Exercise requirements | Write out, precisely and in full, each line of the material.

Given records |

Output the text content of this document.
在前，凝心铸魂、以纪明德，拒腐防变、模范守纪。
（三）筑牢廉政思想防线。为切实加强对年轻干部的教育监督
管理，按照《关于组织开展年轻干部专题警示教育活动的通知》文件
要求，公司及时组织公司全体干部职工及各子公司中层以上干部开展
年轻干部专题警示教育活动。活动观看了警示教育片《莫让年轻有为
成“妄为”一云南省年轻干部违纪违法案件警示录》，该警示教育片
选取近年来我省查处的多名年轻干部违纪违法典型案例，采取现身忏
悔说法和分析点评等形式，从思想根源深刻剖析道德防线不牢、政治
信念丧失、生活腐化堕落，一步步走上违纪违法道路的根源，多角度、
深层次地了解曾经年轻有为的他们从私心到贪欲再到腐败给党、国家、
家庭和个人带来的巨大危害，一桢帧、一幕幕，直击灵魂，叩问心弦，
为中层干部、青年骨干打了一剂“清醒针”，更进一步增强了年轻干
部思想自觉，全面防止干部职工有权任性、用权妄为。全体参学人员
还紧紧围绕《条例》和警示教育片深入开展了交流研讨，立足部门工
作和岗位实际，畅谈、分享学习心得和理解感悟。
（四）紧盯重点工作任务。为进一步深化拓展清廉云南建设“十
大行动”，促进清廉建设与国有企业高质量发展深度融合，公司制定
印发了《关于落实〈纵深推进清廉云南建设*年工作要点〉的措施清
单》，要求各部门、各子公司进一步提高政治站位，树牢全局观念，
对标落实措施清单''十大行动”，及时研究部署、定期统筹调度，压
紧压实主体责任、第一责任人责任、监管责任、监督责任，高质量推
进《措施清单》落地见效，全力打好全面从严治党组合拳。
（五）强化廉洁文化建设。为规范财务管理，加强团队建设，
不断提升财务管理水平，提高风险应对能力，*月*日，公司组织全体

Result for this task |
Output the text content of this document.
在前，凝心铸魂、以纪明德，拒腐防变、模范守纪。
（三）筑牢廉政思想防线。为切实加强对年轻干部的教育监督
管理，按照《关于组织开展年轻干部专题警示教育活动的通知》文件
要求，公司及时组织公司全体干部职工及各子公司中层以上干部开展
年轻干部专题警示教育活动。活动观看了警示教育片《莫让年轻有为
成“妄为”一云南省年轻干部违纪违法案件警示录》，该警示教育片
选取近年来我省查处的多名年轻干部违纪违法典型案例，采取现身忏
悔说法和分析点评等形式，从思想根源深刻剖析道德防线不牢、政治
信念丧失、生活腐化堕落，一步步走上违纪违法道路的根源，多角度、
深层次地了解曾经年轻有为的他们从私心到贪欲再到腐败给党、国家、
家庭和个人带来的巨大危害，一桢帧、一幕幕，直击灵魂，叩问心弦，
为中层干部、青年骨干打了一剂“清醒针”，更进一步增强了年轻干
部思想自觉，全面防止干部职工有权任性、用权妄为。全体参学人员
还紧紧围绕《条例》和警示教育片深入开展了交流研讨，立足部门工
作和岗位实际，畅谈、分享学习心得和理解感悟。
（四）紧盯重点工作任务。为进一步深化拓展清廉云南建设“十
大行动”，促进清廉建设与国有企业高质量发展深度融合，公司制定
印发了《关于落实〈纵深推进清廉云南建设*年工作要点〉的措施清
单》，要求各部门、各子公司进一步提高政治站位，树牢全局观念，
对标落实措施清单''十大行动”，及时研究部署、定期统筹调度，压
紧压实主体责任、第一责任人责任、监管责任、监督责任，高质量推
进《措施清单》落地见效，全力打好全面从严治党组合拳。
（五）强化廉洁文化建设。为规范财务管理，加强团队建设，
不断提升财务管理水平，提高风险应对能力，*月*日，公司组织全体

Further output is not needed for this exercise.